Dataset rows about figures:
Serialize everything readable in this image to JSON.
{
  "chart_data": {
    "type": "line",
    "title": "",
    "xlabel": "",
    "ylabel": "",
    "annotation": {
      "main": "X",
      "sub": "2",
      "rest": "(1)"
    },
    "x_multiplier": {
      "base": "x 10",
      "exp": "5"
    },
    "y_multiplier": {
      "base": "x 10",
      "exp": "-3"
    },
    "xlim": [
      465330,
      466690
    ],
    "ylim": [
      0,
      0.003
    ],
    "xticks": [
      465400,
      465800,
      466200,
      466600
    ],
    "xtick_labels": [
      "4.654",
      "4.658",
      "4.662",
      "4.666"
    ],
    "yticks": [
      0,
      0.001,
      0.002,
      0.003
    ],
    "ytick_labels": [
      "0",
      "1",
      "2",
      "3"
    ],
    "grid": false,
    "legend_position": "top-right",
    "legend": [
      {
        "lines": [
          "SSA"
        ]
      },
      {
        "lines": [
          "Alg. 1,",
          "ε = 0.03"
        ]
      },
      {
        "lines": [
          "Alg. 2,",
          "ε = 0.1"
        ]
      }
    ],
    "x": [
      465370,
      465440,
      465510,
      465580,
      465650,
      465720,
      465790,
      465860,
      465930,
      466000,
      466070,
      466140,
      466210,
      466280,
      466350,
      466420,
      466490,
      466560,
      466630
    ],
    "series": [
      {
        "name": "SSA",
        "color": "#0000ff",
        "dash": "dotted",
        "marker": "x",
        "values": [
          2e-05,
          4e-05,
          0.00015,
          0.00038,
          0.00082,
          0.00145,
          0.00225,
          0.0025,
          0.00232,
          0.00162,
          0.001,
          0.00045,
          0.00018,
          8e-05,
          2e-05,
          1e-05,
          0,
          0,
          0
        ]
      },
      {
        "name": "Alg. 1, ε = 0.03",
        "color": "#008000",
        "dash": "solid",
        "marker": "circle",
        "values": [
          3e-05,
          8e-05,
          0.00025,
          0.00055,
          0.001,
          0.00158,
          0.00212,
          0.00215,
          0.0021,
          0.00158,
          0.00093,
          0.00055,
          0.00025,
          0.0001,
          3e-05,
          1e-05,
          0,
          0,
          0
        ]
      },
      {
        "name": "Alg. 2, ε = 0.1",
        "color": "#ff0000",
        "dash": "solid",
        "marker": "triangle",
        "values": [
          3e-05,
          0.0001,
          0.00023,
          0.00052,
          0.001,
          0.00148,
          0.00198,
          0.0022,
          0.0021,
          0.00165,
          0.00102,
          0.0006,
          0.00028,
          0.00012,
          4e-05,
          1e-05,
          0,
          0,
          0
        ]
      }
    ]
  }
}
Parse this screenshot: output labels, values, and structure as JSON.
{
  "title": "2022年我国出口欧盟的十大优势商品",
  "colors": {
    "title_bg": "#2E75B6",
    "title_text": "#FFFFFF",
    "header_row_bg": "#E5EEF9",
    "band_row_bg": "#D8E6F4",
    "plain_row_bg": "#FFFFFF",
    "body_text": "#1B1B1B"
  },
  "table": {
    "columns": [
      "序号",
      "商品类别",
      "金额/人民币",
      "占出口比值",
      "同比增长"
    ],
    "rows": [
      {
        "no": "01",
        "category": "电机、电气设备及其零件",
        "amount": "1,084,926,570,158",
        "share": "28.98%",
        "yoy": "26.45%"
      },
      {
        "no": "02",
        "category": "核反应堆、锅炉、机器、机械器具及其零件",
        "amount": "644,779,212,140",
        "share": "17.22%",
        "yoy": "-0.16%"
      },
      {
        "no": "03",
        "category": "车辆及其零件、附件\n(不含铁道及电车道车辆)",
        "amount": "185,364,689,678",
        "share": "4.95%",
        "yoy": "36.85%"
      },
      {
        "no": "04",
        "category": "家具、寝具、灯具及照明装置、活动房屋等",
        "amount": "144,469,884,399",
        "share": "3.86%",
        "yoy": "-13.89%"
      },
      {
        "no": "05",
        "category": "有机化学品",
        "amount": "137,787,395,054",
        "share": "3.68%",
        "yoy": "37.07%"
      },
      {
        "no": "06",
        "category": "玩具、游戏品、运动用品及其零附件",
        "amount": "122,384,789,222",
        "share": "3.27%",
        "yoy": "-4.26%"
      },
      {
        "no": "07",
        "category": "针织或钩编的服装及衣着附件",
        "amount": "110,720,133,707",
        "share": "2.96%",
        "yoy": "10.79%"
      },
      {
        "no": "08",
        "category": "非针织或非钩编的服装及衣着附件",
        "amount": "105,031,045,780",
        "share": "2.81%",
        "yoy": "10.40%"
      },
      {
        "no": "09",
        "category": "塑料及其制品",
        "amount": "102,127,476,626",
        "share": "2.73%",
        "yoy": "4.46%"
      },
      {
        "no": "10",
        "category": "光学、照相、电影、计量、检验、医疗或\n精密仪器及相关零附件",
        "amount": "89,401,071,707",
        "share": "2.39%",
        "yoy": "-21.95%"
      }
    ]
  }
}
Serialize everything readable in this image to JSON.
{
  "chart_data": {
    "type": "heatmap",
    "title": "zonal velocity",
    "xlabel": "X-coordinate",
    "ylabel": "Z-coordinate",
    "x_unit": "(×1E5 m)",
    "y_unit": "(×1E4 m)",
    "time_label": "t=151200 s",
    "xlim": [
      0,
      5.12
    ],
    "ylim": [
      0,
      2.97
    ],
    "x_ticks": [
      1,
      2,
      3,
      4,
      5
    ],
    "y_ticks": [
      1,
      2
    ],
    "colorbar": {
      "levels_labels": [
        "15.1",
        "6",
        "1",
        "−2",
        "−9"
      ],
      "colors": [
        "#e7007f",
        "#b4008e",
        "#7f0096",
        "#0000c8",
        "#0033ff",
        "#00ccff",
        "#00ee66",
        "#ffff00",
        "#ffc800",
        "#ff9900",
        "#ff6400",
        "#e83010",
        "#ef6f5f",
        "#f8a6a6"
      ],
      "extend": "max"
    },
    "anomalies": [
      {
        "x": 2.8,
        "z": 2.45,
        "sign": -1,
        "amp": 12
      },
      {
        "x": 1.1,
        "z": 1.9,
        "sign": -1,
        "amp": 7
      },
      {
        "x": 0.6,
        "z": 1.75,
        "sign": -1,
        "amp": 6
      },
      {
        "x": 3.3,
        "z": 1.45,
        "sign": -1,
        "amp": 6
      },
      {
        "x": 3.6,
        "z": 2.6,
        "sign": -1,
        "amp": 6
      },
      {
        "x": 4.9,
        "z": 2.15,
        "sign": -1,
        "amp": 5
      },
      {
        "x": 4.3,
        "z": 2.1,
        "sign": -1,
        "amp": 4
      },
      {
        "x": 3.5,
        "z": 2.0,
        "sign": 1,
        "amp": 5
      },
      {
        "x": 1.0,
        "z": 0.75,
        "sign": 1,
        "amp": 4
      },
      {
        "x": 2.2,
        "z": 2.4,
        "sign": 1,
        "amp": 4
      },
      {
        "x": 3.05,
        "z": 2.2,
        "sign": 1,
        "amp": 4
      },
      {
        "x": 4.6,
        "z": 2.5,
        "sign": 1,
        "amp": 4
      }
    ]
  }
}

Description of the task — Return, from the data, each line that has the word "coordinate" in it.

Output for this task —
    "xlabel": "X-coordinate",
    "ylabel": "Z-coordinate",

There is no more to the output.